■ **Directions for this task**: Exactly as they appear, output all of the records. Skip any images.

#### Data

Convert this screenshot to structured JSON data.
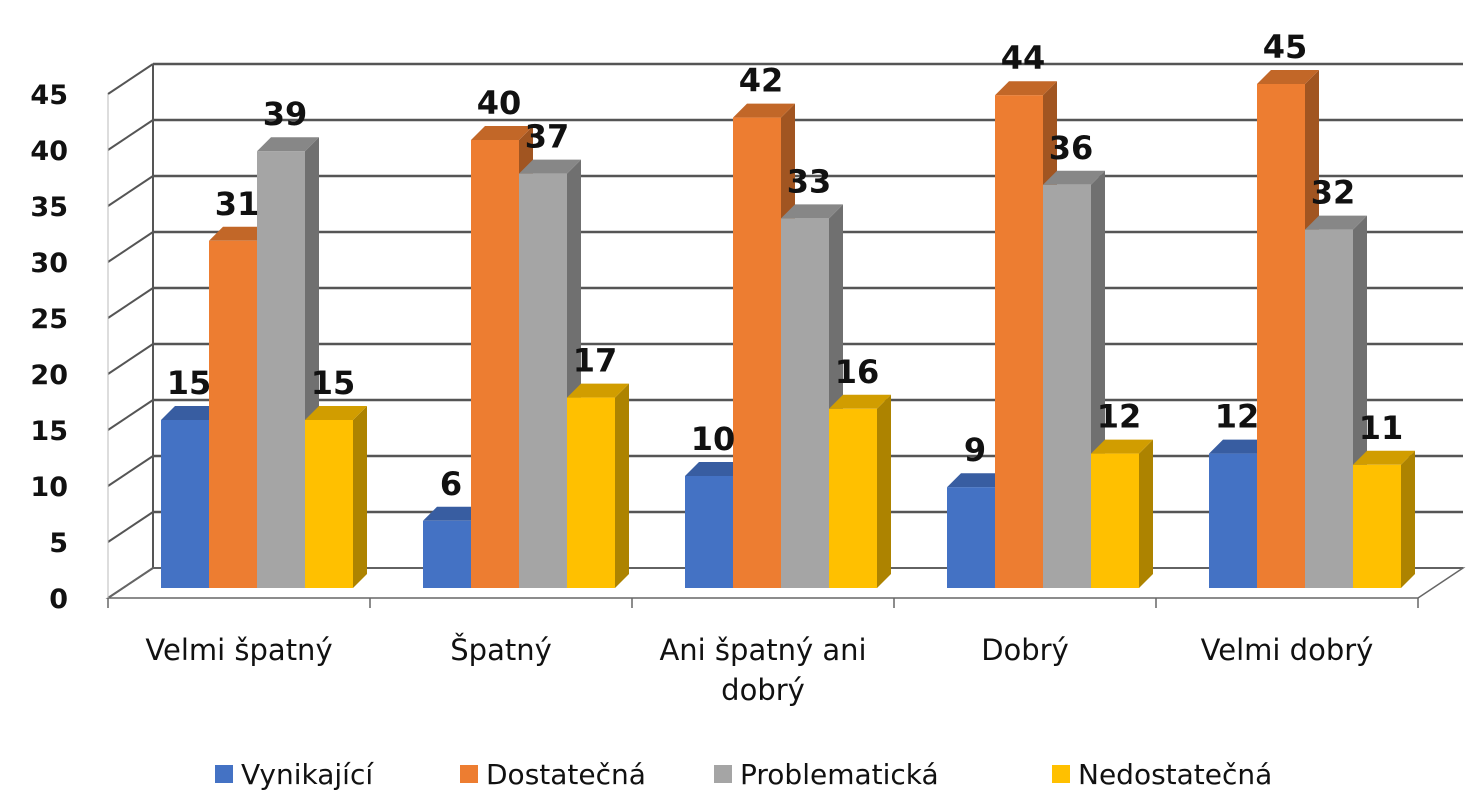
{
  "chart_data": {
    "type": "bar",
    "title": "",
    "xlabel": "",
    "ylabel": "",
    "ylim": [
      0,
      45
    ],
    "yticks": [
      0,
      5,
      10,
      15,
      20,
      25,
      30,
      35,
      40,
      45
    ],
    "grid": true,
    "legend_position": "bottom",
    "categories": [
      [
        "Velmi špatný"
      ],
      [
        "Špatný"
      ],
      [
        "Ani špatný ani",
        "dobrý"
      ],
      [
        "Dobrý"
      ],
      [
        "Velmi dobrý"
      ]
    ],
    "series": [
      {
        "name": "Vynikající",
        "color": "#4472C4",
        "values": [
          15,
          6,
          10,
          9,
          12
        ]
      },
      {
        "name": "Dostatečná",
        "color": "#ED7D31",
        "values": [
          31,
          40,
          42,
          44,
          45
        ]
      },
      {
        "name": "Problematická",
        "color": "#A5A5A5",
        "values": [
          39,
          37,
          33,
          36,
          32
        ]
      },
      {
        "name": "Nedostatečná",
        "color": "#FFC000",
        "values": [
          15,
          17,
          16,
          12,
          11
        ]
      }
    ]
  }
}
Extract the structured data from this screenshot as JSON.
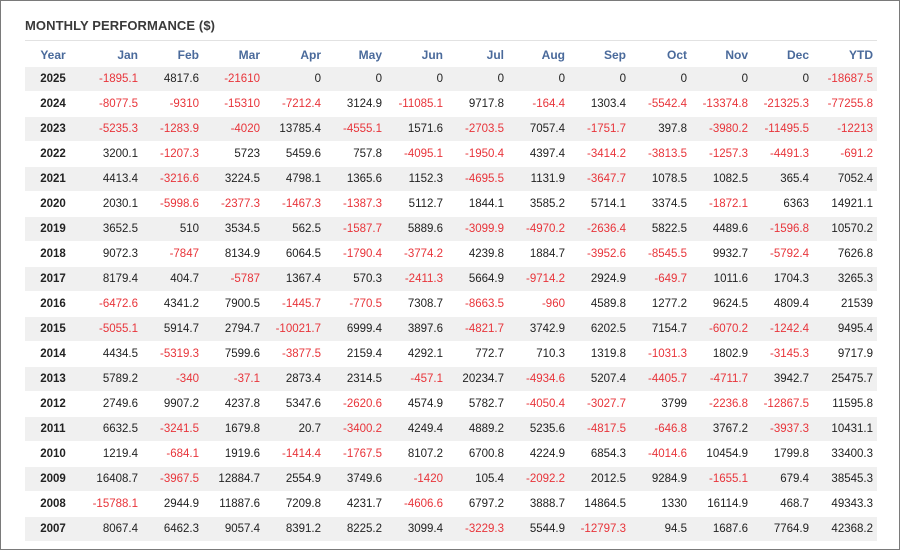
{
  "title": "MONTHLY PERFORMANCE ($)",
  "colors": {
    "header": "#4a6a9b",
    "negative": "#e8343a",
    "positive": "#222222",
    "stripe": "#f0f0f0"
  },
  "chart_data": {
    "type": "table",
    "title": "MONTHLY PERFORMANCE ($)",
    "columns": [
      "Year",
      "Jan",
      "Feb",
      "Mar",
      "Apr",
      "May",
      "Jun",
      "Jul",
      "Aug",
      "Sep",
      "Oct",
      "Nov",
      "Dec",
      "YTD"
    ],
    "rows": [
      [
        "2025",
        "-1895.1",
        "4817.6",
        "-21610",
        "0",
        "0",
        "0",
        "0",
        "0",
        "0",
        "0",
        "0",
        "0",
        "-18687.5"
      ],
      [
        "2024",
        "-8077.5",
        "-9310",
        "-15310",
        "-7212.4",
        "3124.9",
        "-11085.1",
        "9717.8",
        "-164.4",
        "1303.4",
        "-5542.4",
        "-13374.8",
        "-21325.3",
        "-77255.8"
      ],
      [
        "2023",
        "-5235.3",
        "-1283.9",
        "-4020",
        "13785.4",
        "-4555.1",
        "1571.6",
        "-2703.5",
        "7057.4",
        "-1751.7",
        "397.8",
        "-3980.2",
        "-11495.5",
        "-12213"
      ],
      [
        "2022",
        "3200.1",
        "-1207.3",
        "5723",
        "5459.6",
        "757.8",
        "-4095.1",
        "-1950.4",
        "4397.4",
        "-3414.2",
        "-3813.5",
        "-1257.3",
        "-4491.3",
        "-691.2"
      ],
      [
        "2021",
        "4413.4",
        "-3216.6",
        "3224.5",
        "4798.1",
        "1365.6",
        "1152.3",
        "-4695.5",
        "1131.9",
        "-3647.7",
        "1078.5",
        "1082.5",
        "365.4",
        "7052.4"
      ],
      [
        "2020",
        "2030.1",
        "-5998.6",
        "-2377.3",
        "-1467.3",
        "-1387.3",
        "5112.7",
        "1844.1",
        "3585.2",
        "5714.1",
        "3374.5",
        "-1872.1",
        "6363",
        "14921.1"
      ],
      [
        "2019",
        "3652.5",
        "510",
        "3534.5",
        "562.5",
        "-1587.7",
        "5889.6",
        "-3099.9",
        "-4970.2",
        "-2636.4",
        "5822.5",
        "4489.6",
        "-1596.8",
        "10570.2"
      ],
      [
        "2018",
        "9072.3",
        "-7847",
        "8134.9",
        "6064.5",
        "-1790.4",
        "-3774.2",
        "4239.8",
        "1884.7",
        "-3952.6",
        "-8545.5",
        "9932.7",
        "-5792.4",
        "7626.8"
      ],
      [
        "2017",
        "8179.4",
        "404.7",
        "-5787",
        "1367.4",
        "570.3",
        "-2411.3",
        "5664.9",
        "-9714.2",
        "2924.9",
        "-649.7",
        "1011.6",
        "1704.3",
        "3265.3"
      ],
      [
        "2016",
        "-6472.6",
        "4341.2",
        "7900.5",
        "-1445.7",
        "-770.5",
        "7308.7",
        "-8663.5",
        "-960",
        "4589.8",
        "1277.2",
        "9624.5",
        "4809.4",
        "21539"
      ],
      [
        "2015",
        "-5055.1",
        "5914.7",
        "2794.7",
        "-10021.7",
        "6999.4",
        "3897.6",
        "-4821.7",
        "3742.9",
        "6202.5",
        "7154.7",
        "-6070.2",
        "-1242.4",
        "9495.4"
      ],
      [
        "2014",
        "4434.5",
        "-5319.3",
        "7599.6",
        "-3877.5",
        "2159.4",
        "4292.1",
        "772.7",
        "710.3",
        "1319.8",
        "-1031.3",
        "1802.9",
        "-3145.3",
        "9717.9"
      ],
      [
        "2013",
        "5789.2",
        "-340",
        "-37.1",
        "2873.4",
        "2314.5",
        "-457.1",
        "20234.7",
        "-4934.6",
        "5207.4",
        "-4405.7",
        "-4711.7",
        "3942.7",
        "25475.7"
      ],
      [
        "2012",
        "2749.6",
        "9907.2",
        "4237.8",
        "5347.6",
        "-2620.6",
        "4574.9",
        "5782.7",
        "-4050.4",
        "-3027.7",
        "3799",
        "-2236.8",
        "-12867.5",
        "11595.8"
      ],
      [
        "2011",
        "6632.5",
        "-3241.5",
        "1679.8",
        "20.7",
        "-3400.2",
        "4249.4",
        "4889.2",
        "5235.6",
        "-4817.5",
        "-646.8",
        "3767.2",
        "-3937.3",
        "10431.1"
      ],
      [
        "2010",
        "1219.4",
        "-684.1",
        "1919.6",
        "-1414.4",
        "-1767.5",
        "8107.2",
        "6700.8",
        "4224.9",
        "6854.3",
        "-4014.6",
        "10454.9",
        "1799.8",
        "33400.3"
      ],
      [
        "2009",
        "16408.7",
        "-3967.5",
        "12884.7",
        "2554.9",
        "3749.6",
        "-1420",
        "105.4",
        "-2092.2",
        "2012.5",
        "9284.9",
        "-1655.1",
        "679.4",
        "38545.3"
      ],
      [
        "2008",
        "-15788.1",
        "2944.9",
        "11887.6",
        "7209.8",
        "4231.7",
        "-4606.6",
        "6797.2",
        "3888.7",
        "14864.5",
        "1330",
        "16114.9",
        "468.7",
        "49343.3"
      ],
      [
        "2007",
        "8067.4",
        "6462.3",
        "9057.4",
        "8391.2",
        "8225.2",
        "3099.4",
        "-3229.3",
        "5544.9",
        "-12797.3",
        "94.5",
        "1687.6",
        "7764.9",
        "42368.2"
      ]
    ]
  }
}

########

■ **Written response**:
Convert this screenshot to structured JSON data.
{
  "chart_data": {
    "type": "bar",
    "title": "",
    "xlabel": "",
    "ylabel": "",
    "ylim": [
      0,
      45
    ],
    "yticks": [
      0,
      5,
      10,
      15,
      20,
      25,
      30,
      35,
      40,
      45
    ],
    "grid": true,
    "legend_position": "bottom",
    "categories": [
      [
        "Velmi špatný"
      ],
      [
        "Špatný"
      ],
      [
        "Ani špatný ani",
        "dobrý"
      ],
      [
        "Dobrý"
      ],
      [
        "Velmi dobrý"
      ]
    ],
    "series": [
      {
        "name": "Vynikající",
        "color": "#4472C4",
        "values": [
          15,
          6,
          10,
          9,
          12
        ]
      },
      {
        "name": "Dostatečná",
        "color": "#ED7D31",
        "values": [
          31,
          40,
          42,
          44,
          45
        ]
      },
      {
        "name": "Problematická",
        "color": "#A5A5A5",
        "values": [
          39,
          37,
          33,
          36,
          32
        ]
      },
      {
        "name": "Nedostatečná",
        "color": "#FFC000",
        "values": [
          15,
          17,
          16,
          12,
          11
        ]
      }
    ]
  }
}
Extract the structured data from this screenshot as JSON.
{
  "title": "MONTHLY PERFORMANCE ($)",
  "colors": {
    "header": "#4a6a9b",
    "negative": "#e8343a",
    "positive": "#222222",
    "stripe": "#f0f0f0"
  },
  "chart_data": {
    "type": "table",
    "title": "MONTHLY PERFORMANCE ($)",
    "columns": [
      "Year",
      "Jan",
      "Feb",
      "Mar",
      "Apr",
      "May",
      "Jun",
      "Jul",
      "Aug",
      "Sep",
      "Oct",
      "Nov",
      "Dec",
      "YTD"
    ],
    "rows": [
      [
        "2025",
        "-1895.1",
        "4817.6",
        "-21610",
        "0",
        "0",
        "0",
        "0",
        "0",
        "0",
        "0",
        "0",
        "0",
        "-18687.5"
      ],
      [
        "2024",
        "-8077.5",
        "-9310",
        "-15310",
        "-7212.4",
        "3124.9",
        "-11085.1",
        "9717.8",
        "-164.4",
        "1303.4",
        "-5542.4",
        "-13374.8",
        "-21325.3",
        "-77255.8"
      ],
      [
        "2023",
        "-5235.3",
        "-1283.9",
        "-4020",
        "13785.4",
        "-4555.1",
        "1571.6",
        "-2703.5",
        "7057.4",
        "-1751.7",
        "397.8",
        "-3980.2",
        "-11495.5",
        "-12213"
      ],
      [
        "2022",
        "3200.1",
        "-1207.3",
        "5723",
        "5459.6",
        "757.8",
        "-4095.1",
        "-1950.4",
        "4397.4",
        "-3414.2",
        "-3813.5",
        "-1257.3",
        "-4491.3",
        "-691.2"
      ],
      [
        "2021",
        "4413.4",
        "-3216.6",
        "3224.5",
        "4798.1",
        "1365.6",
        "1152.3",
        "-4695.5",
        "1131.9",
        "-3647.7",
        "1078.5",
        "1082.5",
        "365.4",
        "7052.4"
      ],
      [
        "2020",
        "2030.1",
        "-5998.6",
        "-2377.3",
        "-1467.3",
        "-1387.3",
        "5112.7",
        "1844.1",
        "3585.2",
        "5714.1",
        "3374.5",
        "-1872.1",
        "6363",
        "14921.1"
      ],
      [
        "2019",
        "3652.5",
        "510",
        "3534.5",
        "562.5",
        "-1587.7",
        "5889.6",
        "-3099.9",
        "-4970.2",
        "-2636.4",
        "5822.5",
        "4489.6",
        "-1596.8",
        "10570.2"
      ],
      [
        "2018",
        "9072.3",
        "-7847",
        "8134.9",
        "6064.5",
        "-1790.4",
        "-3774.2",
        "4239.8",
        "1884.7",
        "-3952.6",
        "-8545.5",
        "9932.7",
        "-5792.4",
        "7626.8"
      ],
      [
        "2017",
        "8179.4",
        "404.7",
        "-5787",
        "1367.4",
        "570.3",
        "-2411.3",
        "5664.9",
        "-9714.2",
        "2924.9",
        "-649.7",
        "1011.6",
        "1704.3",
        "3265.3"
      ],
      [
        "2016",
        "-6472.6",
        "4341.2",
        "7900.5",
        "-1445.7",
        "-770.5",
        "7308.7",
        "-8663.5",
        "-960",
        "4589.8",
        "1277.2",
        "9624.5",
        "4809.4",
        "21539"
      ],
      [
        "2015",
        "-5055.1",
        "5914.7",
        "2794.7",
        "-10021.7",
        "6999.4",
        "3897.6",
        "-4821.7",
        "3742.9",
        "6202.5",
        "7154.7",
        "-6070.2",
        "-1242.4",
        "9495.4"
      ],
      [
        "2014",
        "4434.5",
        "-5319.3",
        "7599.6",
        "-3877.5",
        "2159.4",
        "4292.1",
        "772.7",
        "710.3",
        "1319.8",
        "-1031.3",
        "1802.9",
        "-3145.3",
        "9717.9"
      ],
      [
        "2013",
        "5789.2",
        "-340",
        "-37.1",
        "2873.4",
        "2314.5",
        "-457.1",
        "20234.7",
        "-4934.6",
        "5207.4",
        "-4405.7",
        "-4711.7",
        "3942.7",
        "25475.7"
      ],
      [
        "2012",
        "2749.6",
        "9907.2",
        "4237.8",
        "5347.6",
        "-2620.6",
        "4574.9",
        "5782.7",
        "-4050.4",
        "-3027.7",
        "3799",
        "-2236.8",
        "-12867.5",
        "11595.8"
      ],
      [
        "2011",
        "6632.5",
        "-3241.5",
        "1679.8",
        "20.7",
        "-3400.2",
        "4249.4",
        "4889.2",
        "5235.6",
        "-4817.5",
        "-646.8",
        "3767.2",
        "-3937.3",
        "10431.1"
      ],
      [
        "2010",
        "1219.4",
        "-684.1",
        "1919.6",
        "-1414.4",
        "-1767.5",
        "8107.2",
        "6700.8",
        "4224.9",
        "6854.3",
        "-4014.6",
        "10454.9",
        "1799.8",
        "33400.3"
      ],
      [
        "2009",
        "16408.7",
        "-3967.5",
        "12884.7",
        "2554.9",
        "3749.6",
        "-1420",
        "105.4",
        "-2092.2",
        "2012.5",
        "9284.9",
        "-1655.1",
        "679.4",
        "38545.3"
      ],
      [
        "2008",
        "-15788.1",
        "2944.9",
        "11887.6",
        "7209.8",
        "4231.7",
        "-4606.6",
        "6797.2",
        "3888.7",
        "14864.5",
        "1330",
        "16114.9",
        "468.7",
        "49343.3"
      ],
      [
        "2007",
        "8067.4",
        "6462.3",
        "9057.4",
        "8391.2",
        "8225.2",
        "3099.4",
        "-3229.3",
        "5544.9",
        "-12797.3",
        "94.5",
        "1687.6",
        "7764.9",
        "42368.2"
      ]
    ]
  }
}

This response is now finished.